Saturday, 28 June 2014

Garden 10

Another week in the garden.

Saturday 28th June, 2014.

Our "drought" continued on Monday and Tuesday.  The roses were been happy.  Their delicate petals suffer in the wet and the wind. 

This male blackbird also seemed to be enjoying the weather . . . taking a break from family duties and soaking up the sun in the back garden.



I have been watching for juvenile blackbirds but haven't got a good photo yet.  The adult male returned later and was joined by a young bird which followed him around and appeared to irritate him but after a while the sun was too tempting and he spread out his feathers again.  It was amusing to see the young bird copy his Dad.



We were promised some rain on Wednesday but I wasn't very hopeful because the forecasters predicted:
Wednesday, 25 June 2014
Weather: Cloudy, dry for much of the time but a little patchy and mostly light rain possible.
Rainfall (mm): 0-1

I dislike watering the garden because sprinklers seem so wasteful and at this time of year a person standing around with a hose is bound to be attacked by midges.  Some patches of grass in the driest parts of the slope behind the house had started to wilt and I was thinking seriously about watering . . . so it was a wonderful surprise to wake up on Wednesday and find that there had been drenching rain during the early hours of the morning.  It continued on and off for hours - even the ground under the trees got a really good soaking.  The government weather site described the current weather at the airport with a big yellow sun symbol - so perhaps the rain didn't extend down to the south of the Island.  It was almost a mini-miracle.  As soon as the rain stopped I took a photo of the blissfully wet back garden.

• • • • •

◆ Written problem 1
In the entries, copy out the lines from the one containing "y-tick-label: 0.8: [390, 270, 411, 285]" up to and including the one containing "close-icon[interactable]: [1183, 121, 1195, 133]".
The garden post and the entries that follow it have no connection to each other.

• • • • •

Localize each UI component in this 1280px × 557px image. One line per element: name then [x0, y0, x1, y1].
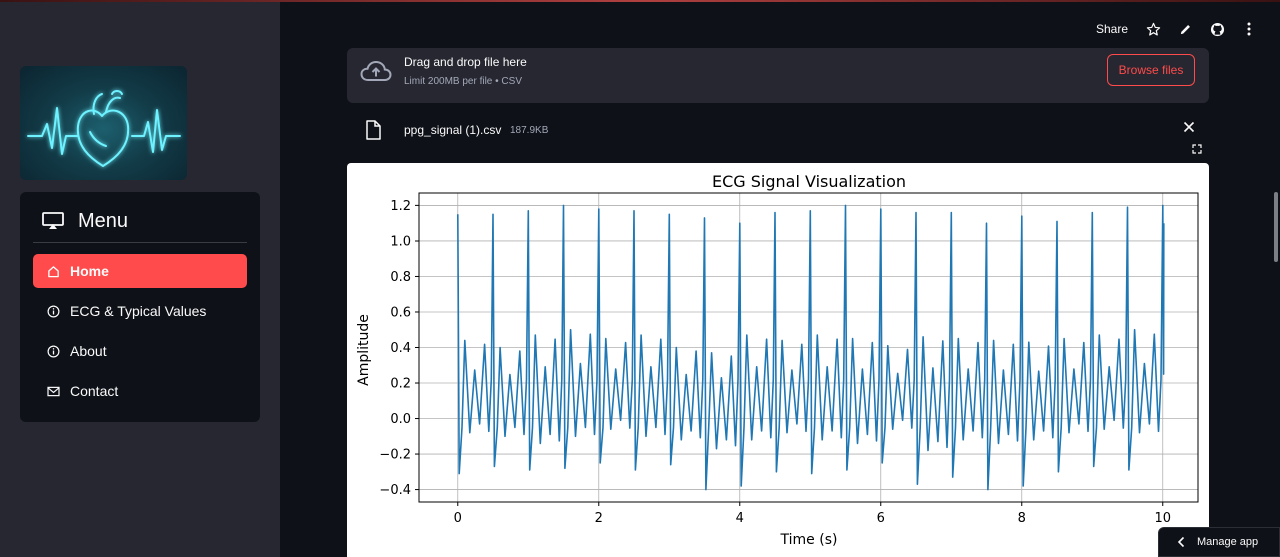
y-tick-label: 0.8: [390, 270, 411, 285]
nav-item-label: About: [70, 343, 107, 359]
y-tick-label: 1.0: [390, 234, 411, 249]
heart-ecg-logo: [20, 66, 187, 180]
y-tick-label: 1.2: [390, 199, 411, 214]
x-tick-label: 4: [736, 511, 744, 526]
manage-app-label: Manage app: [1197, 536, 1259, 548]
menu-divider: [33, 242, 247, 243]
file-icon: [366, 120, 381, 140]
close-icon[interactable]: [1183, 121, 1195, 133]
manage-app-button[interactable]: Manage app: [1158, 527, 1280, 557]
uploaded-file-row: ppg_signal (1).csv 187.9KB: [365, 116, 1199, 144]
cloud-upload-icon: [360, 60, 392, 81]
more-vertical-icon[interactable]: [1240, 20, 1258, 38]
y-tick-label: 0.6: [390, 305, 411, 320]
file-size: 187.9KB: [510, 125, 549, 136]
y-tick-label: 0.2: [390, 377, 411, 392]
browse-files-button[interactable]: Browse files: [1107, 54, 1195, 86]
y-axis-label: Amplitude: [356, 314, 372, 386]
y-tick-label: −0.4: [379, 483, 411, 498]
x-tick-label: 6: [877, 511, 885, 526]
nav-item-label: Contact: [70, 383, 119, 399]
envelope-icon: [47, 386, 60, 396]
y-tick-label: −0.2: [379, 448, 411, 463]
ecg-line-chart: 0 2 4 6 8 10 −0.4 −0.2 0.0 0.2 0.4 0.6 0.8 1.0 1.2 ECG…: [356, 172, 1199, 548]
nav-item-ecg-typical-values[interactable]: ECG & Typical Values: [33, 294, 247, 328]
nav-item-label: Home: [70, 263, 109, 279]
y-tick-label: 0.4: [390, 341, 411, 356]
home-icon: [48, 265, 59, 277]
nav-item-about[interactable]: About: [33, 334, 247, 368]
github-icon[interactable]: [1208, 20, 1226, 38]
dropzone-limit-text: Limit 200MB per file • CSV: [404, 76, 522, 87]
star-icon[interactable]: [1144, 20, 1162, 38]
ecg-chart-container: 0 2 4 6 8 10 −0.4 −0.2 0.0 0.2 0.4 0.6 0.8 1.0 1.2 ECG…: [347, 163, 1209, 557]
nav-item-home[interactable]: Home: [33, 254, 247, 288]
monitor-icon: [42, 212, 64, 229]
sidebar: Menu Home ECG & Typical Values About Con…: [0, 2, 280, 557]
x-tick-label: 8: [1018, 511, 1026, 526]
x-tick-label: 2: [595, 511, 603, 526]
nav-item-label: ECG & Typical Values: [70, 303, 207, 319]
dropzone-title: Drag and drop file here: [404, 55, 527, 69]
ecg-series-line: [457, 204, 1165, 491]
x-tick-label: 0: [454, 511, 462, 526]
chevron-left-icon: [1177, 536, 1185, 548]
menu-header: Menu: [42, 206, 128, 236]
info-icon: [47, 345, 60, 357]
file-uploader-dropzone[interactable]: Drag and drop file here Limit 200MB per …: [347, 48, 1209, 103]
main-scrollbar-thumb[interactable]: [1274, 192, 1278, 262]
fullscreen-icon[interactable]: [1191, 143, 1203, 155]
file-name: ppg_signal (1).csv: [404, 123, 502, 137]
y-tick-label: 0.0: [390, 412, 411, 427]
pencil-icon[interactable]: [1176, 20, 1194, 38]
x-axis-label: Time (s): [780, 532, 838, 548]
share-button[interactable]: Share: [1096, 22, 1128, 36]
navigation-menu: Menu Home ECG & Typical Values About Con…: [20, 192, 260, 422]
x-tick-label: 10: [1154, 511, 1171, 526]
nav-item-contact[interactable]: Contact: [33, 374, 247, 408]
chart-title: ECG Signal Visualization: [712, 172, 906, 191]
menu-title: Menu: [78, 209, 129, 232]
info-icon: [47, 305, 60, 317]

• • • • •

◆ Written problem 2
Rewrite the garden post from "Rainfall (mm): 0-1" up to and including "wet back garden.", with "midges" changed to "mosquitoes".

◆ Expected answer 1
y-tick-label: 0.8: [390, 270, 411, 285]
nav-item-label: About: [70, 343, 107, 359]
y-tick-label: 1.0: [390, 234, 411, 249]
heart-ecg-logo: [20, 66, 187, 180]
y-tick-label: 1.2: [390, 199, 411, 214]
x-tick-label: 4: [736, 511, 744, 526]
manage-app-label: Manage app: [1197, 536, 1259, 548]
menu-divider: [33, 242, 247, 243]
file-icon: [366, 120, 381, 140]
close-icon[interactable]: [1183, 121, 1195, 133]

◆ Expected answer 2
Rainfall (mm): 0-1

I dislike watering the garden because sprinklers seem so wasteful and at this time of year a person standing around with a hose is bound to be attacked by mosquitoes.  Some patches of grass in the driest parts of the slope behind the house had started to wilt and I was thinking seriously about watering . . . so it was a wonderful surprise to wake up on Wednesday and find that there had been drenching rain during the early hours of the morning.  It continued on and off for hours - even the ground under the trees got a really good soaking.  The government weather site described the current weather at the airport with a big yellow sun symbol - so perhaps the rain didn't extend down to the south of the Island.  It was almost a mini-miracle.  As soon as the rain stopped I took a photo of the blissfully wet back garden.